• [Task prompt]:
Repeat everything in the material exactly.

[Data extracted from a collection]
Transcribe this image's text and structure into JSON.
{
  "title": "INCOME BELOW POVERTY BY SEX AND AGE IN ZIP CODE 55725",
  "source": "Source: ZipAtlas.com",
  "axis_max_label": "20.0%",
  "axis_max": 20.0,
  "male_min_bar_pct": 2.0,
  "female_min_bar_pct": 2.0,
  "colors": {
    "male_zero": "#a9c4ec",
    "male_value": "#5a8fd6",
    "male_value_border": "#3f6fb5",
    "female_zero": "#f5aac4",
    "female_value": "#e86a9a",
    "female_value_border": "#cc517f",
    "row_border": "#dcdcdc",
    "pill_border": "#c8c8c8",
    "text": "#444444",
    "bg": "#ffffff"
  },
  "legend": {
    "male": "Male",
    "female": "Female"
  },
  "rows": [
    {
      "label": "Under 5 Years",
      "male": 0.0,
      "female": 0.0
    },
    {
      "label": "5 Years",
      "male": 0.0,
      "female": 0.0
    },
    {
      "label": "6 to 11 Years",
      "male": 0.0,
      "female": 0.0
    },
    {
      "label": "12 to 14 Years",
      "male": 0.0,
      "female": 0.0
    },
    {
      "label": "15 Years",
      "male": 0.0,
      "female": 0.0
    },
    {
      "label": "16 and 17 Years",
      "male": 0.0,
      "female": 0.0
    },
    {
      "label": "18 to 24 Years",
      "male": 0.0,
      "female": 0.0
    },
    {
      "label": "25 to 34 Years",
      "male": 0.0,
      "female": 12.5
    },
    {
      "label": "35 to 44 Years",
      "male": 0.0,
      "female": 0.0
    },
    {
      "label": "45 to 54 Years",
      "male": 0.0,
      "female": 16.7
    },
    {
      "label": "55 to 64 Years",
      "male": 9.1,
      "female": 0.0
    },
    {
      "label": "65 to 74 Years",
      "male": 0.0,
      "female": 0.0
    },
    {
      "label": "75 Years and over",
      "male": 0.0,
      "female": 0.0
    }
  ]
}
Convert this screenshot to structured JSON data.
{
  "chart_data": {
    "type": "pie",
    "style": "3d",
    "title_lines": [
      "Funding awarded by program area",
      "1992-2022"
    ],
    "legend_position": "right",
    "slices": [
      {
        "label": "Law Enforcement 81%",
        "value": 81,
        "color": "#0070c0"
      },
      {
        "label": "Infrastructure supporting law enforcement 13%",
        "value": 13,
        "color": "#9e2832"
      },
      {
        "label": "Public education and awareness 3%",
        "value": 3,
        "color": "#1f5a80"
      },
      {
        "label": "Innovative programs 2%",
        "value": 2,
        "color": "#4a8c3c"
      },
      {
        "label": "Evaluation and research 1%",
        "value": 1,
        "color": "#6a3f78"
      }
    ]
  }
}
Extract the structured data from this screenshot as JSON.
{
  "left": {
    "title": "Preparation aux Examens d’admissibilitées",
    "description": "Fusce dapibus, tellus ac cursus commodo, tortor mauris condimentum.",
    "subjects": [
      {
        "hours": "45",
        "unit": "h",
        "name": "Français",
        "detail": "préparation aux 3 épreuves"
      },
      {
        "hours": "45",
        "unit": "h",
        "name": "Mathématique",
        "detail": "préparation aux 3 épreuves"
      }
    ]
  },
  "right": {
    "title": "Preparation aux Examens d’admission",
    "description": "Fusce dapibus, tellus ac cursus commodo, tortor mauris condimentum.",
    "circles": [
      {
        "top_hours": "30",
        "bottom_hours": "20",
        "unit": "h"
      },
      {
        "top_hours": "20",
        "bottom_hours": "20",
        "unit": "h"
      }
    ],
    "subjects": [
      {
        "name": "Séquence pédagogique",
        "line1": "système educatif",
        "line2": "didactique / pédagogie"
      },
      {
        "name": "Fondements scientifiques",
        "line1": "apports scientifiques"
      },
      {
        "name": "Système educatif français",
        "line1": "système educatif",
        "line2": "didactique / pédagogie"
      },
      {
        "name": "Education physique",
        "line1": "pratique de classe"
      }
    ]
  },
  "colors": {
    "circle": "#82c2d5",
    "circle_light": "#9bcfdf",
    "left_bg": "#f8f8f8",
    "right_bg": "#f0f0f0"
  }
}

• [Written reply]:
Transcribe this image's text and structure into JSON.
{
  "title": "INCOME BELOW POVERTY BY SEX AND AGE IN ZIP CODE 55725",
  "source": "Source: ZipAtlas.com",
  "axis_max_label": "20.0%",
  "axis_max": 20.0,
  "male_min_bar_pct": 2.0,
  "female_min_bar_pct": 2.0,
  "colors": {
    "male_zero": "#a9c4ec",
    "male_value": "#5a8fd6",
    "male_value_border": "#3f6fb5",
    "female_zero": "#f5aac4",
    "female_value": "#e86a9a",
    "female_value_border": "#cc517f",
    "row_border": "#dcdcdc",
    "pill_border": "#c8c8c8",
    "text": "#444444",
    "bg": "#ffffff"
  },
  "legend": {
    "male": "Male",
    "female": "Female"
  },
  "rows": [
    {
      "label": "Under 5 Years",
      "male": 0.0,
      "female": 0.0
    },
    {
      "label": "5 Years",
      "male": 0.0,
      "female": 0.0
    },
    {
      "label": "6 to 11 Years",
      "male": 0.0,
      "female": 0.0
    },
    {
      "label": "12 to 14 Years",
      "male": 0.0,
      "female": 0.0
    },
    {
      "label": "15 Years",
      "male": 0.0,
      "female": 0.0
    },
    {
      "label": "16 and 17 Years",
      "male": 0.0,
      "female": 0.0
    },
    {
      "label": "18 to 24 Years",
      "male": 0.0,
      "female": 0.0
    },
    {
      "label": "25 to 34 Years",
      "male": 0.0,
      "female": 12.5
    },
    {
      "label": "35 to 44 Years",
      "male": 0.0,
      "female": 0.0
    },
    {
      "label": "45 to 54 Years",
      "male": 0.0,
      "female": 16.7
    },
    {
      "label": "55 to 64 Years",
      "male": 9.1,
      "female": 0.0
    },
    {
      "label": "65 to 74 Years",
      "male": 0.0,
      "female": 0.0
    },
    {
      "label": "75 Years and over",
      "male": 0.0,
      "female": 0.0
    }
  ]
}
Convert this screenshot to structured JSON data.
{
  "chart_data": {
    "type": "pie",
    "style": "3d",
    "title_lines": [
      "Funding awarded by program area",
      "1992-2022"
    ],
    "legend_position": "right",
    "slices": [
      {
        "label": "Law Enforcement 81%",
        "value": 81,
        "color": "#0070c0"
      },
      {
        "label": "Infrastructure supporting law enforcement 13%",
        "value": 13,
        "color": "#9e2832"
      },
      {
        "label": "Public education and awareness 3%",
        "value": 3,
        "color": "#1f5a80"
      },
      {
        "label": "Innovative programs 2%",
        "value": 2,
        "color": "#4a8c3c"
      },
      {
        "label": "Evaluation and research 1%",
        "value": 1,
        "color": "#6a3f78"
      }
    ]
  }
}
Extract the structured data from this screenshot as JSON.
{
  "left": {
    "title": "Preparation aux Examens d’admissibilitées",
    "description": "Fusce dapibus, tellus ac cursus commodo, tortor mauris condimentum.",
    "subjects": [
      {
        "hours": "45",
        "unit": "h",
        "name": "Français",
        "detail": "préparation aux 3 épreuves"
      },
      {
        "hours": "45",
        "unit": "h",
        "name": "Mathématique",
        "detail": "préparation aux 3 épreuves"
      }
    ]
  },
  "right": {
    "title": "Preparation aux Examens d’admission",
    "description": "Fusce dapibus, tellus ac cursus commodo, tortor mauris condimentum.",
    "circles": [
      {
        "top_hours": "30",
        "bottom_hours": "20",
        "unit": "h"
      },
      {
        "top_hours": "20",
        "bottom_hours": "20",
        "unit": "h"
      }
    ],
    "subjects": [
      {
        "name": "Séquence pédagogique",
        "line1": "système educatif",
        "line2": "didactique / pédagogie"
      },
      {
        "name": "Fondements scientifiques",
        "line1": "apports scientifiques"
      },
      {
        "name": "Système educatif français",
        "line1": "système educatif",
        "line2": "didactique / pédagogie"
      },
      {
        "name": "Education physique",
        "line1": "pratique de classe"
      }
    ]
  },
  "colors": {
    "circle": "#82c2d5",
    "circle_light": "#9bcfdf",
    "left_bg": "#f8f8f8",
    "right_bg": "#f0f0f0"
  }
}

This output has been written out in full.